WRITTEN TASK → Images must not appear in your copy; reproduce every other part of the records exactly.

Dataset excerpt
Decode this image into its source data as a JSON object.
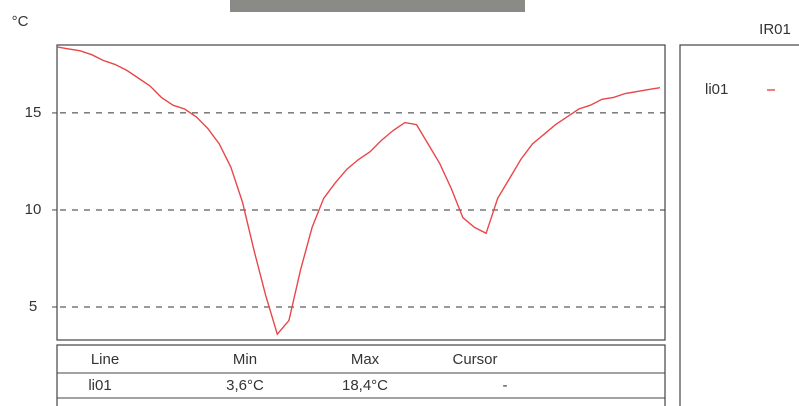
{
  "chart_data": {
    "type": "line",
    "title": "IR01",
    "y_label": "°C",
    "series": [
      {
        "name": "li01",
        "color": "#e8474a",
        "values": [
          18.4,
          18.3,
          18.2,
          18.0,
          17.7,
          17.5,
          17.2,
          16.8,
          16.4,
          15.8,
          15.4,
          15.2,
          14.8,
          14.2,
          13.4,
          12.2,
          10.4,
          7.9,
          5.6,
          3.6,
          4.3,
          6.9,
          9.1,
          10.6,
          11.4,
          12.1,
          12.6,
          13.0,
          13.6,
          14.1,
          14.5,
          14.4,
          13.4,
          12.4,
          11.1,
          9.6,
          9.1,
          8.8,
          10.6,
          11.6,
          12.6,
          13.4,
          13.9,
          14.4,
          14.8,
          15.2,
          15.4,
          15.7,
          15.8,
          16.0,
          16.1,
          16.2,
          16.3
        ]
      }
    ],
    "ylim": [
      3.3,
      18.5
    ],
    "yticks": [
      5,
      10,
      15
    ],
    "grid": true
  },
  "table": {
    "columns": [
      "Line",
      "Min",
      "Max",
      "Cursor"
    ],
    "rows": [
      [
        "li01",
        "3,6°C",
        "18,4°C",
        "-"
      ]
    ]
  }
}
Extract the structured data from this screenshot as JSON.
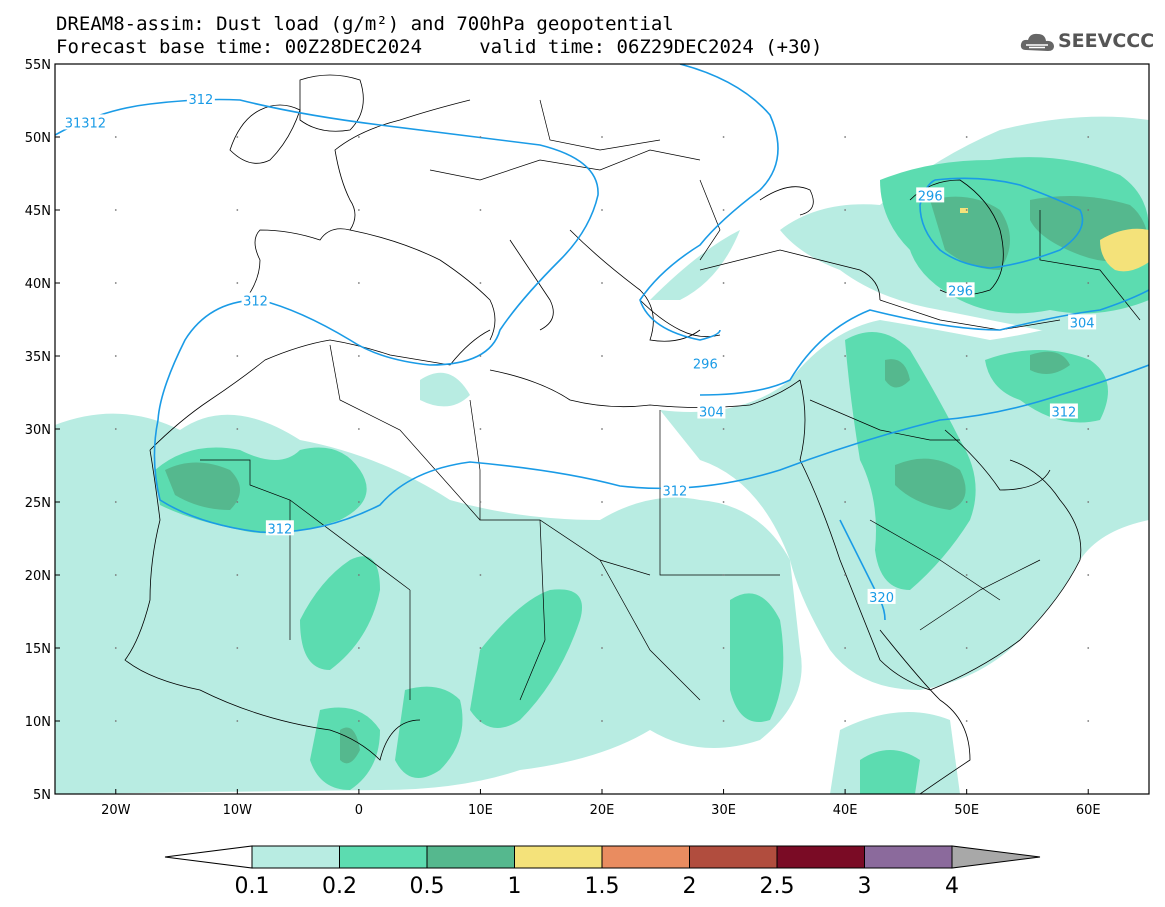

FULL OUTPUT →
Decode this image into its source data as a JSON object.
{
  "chart_data": {
    "type": "line",
    "title": "IR01",
    "y_label": "°C",
    "series": [
      {
        "name": "li01",
        "color": "#e8474a",
        "values": [
          18.4,
          18.3,
          18.2,
          18.0,
          17.7,
          17.5,
          17.2,
          16.8,
          16.4,
          15.8,
          15.4,
          15.2,
          14.8,
          14.2,
          13.4,
          12.2,
          10.4,
          7.9,
          5.6,
          3.6,
          4.3,
          6.9,
          9.1,
          10.6,
          11.4,
          12.1,
          12.6,
          13.0,
          13.6,
          14.1,
          14.5,
          14.4,
          13.4,
          12.4,
          11.1,
          9.6,
          9.1,
          8.8,
          10.6,
          11.6,
          12.6,
          13.4,
          13.9,
          14.4,
          14.8,
          15.2,
          15.4,
          15.7,
          15.8,
          16.0,
          16.1,
          16.2,
          16.3
        ]
      }
    ],
    "ylim": [
      3.3,
      18.5
    ],
    "yticks": [
      5,
      10,
      15
    ],
    "grid": true
  },
  "table": {
    "columns": [
      "Line",
      "Min",
      "Max",
      "Cursor"
    ],
    "rows": [
      [
        "li01",
        "3,6°C",
        "18,4°C",
        "-"
      ]
    ]
  }
}
Extract the structured data from this screenshot as JSON.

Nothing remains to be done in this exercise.